■ Problem to work on
Print each line of the listing once more, precisely as given.

■ Entries
□ □ □ □ □ □ □
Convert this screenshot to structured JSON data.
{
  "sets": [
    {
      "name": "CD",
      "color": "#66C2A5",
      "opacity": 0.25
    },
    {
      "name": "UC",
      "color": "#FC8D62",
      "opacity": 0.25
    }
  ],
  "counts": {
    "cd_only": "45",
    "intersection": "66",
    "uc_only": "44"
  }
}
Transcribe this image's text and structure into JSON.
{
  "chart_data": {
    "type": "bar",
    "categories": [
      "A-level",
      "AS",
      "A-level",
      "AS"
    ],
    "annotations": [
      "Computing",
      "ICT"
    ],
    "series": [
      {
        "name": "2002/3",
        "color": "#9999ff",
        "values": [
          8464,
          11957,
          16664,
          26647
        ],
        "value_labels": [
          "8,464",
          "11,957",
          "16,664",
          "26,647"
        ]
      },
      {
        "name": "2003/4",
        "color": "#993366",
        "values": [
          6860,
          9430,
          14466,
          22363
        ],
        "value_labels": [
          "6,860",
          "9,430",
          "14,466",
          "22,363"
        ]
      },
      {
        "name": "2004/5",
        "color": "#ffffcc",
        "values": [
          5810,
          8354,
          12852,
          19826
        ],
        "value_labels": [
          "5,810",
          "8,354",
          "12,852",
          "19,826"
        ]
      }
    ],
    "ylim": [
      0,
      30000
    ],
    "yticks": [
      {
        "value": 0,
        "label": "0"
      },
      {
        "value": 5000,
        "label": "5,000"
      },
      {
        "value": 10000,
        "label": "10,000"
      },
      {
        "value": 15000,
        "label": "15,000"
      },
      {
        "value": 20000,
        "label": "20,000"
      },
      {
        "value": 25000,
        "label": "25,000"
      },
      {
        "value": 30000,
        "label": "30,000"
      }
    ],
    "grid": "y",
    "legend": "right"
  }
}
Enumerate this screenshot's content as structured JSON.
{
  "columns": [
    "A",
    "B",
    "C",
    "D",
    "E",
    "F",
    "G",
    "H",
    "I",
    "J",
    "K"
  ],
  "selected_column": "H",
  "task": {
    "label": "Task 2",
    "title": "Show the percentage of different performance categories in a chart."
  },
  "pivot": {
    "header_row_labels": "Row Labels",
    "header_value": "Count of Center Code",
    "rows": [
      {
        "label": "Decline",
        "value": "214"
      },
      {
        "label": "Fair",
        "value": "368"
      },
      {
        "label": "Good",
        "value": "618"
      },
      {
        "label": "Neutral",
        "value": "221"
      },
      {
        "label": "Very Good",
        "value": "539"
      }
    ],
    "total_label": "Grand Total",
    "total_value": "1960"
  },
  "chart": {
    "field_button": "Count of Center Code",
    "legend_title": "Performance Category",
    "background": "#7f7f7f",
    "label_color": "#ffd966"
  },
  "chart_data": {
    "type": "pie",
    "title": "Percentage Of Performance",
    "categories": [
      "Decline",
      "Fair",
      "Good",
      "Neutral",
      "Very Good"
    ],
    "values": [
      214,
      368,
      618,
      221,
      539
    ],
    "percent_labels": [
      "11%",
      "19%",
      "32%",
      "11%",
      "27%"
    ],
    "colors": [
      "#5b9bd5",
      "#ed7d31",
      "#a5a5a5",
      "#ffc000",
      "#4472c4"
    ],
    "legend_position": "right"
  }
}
□ □ □ □ □ □ □
■ Full output
Convert this screenshot to structured JSON data.
{
  "sets": [
    {
      "name": "CD",
      "color": "#66C2A5",
      "opacity": 0.25
    },
    {
      "name": "UC",
      "color": "#FC8D62",
      "opacity": 0.25
    }
  ],
  "counts": {
    "cd_only": "45",
    "intersection": "66",
    "uc_only": "44"
  }
}
Transcribe this image's text and structure into JSON.
{
  "chart_data": {
    "type": "bar",
    "categories": [
      "A-level",
      "AS",
      "A-level",
      "AS"
    ],
    "annotations": [
      "Computing",
      "ICT"
    ],
    "series": [
      {
        "name": "2002/3",
        "color": "#9999ff",
        "values": [
          8464,
          11957,
          16664,
          26647
        ],
        "value_labels": [
          "8,464",
          "11,957",
          "16,664",
          "26,647"
        ]
      },
      {
        "name": "2003/4",
        "color": "#993366",
        "values": [
          6860,
          9430,
          14466,
          22363
        ],
        "value_labels": [
          "6,860",
          "9,430",
          "14,466",
          "22,363"
        ]
      },
      {
        "name": "2004/5",
        "color": "#ffffcc",
        "values": [
          5810,
          8354,
          12852,
          19826
        ],
        "value_labels": [
          "5,810",
          "8,354",
          "12,852",
          "19,826"
        ]
      }
    ],
    "ylim": [
      0,
      30000
    ],
    "yticks": [
      {
        "value": 0,
        "label": "0"
      },
      {
        "value": 5000,
        "label": "5,000"
      },
      {
        "value": 10000,
        "label": "10,000"
      },
      {
        "value": 15000,
        "label": "15,000"
      },
      {
        "value": 20000,
        "label": "20,000"
      },
      {
        "value": 25000,
        "label": "25,000"
      },
      {
        "value": 30000,
        "label": "30,000"
      }
    ],
    "grid": "y",
    "legend": "right"
  }
}
Enumerate this screenshot's content as structured JSON.
{
  "columns": [
    "A",
    "B",
    "C",
    "D",
    "E",
    "F",
    "G",
    "H",
    "I",
    "J",
    "K"
  ],
  "selected_column": "H",
  "task": {
    "label": "Task 2",
    "title": "Show the percentage of different performance categories in a chart."
  },
  "pivot": {
    "header_row_labels": "Row Labels",
    "header_value": "Count of Center Code",
    "rows": [
      {
        "label": "Decline",
        "value": "214"
      },
      {
        "label": "Fair",
        "value": "368"
      },
      {
        "label": "Good",
        "value": "618"
      },
      {
        "label": "Neutral",
        "value": "221"
      },
      {
        "label": "Very Good",
        "value": "539"
      }
    ],
    "total_label": "Grand Total",
    "total_value": "1960"
  },
  "chart": {
    "field_button": "Count of Center Code",
    "legend_title": "Performance Category",
    "background": "#7f7f7f",
    "label_color": "#ffd966"
  },
  "chart_data": {
    "type": "pie",
    "title": "Percentage Of Performance",
    "categories": [
      "Decline",
      "Fair",
      "Good",
      "Neutral",
      "Very Good"
    ],
    "values": [
      214,
      368,
      618,
      221,
      539
    ],
    "percent_labels": [
      "11%",
      "19%",
      "32%",
      "11%",
      "27%"
    ],
    "colors": [
      "#5b9bd5",
      "#ed7d31",
      "#a5a5a5",
      "#ffc000",
      "#4472c4"
    ],
    "legend_position": "right"
  }
}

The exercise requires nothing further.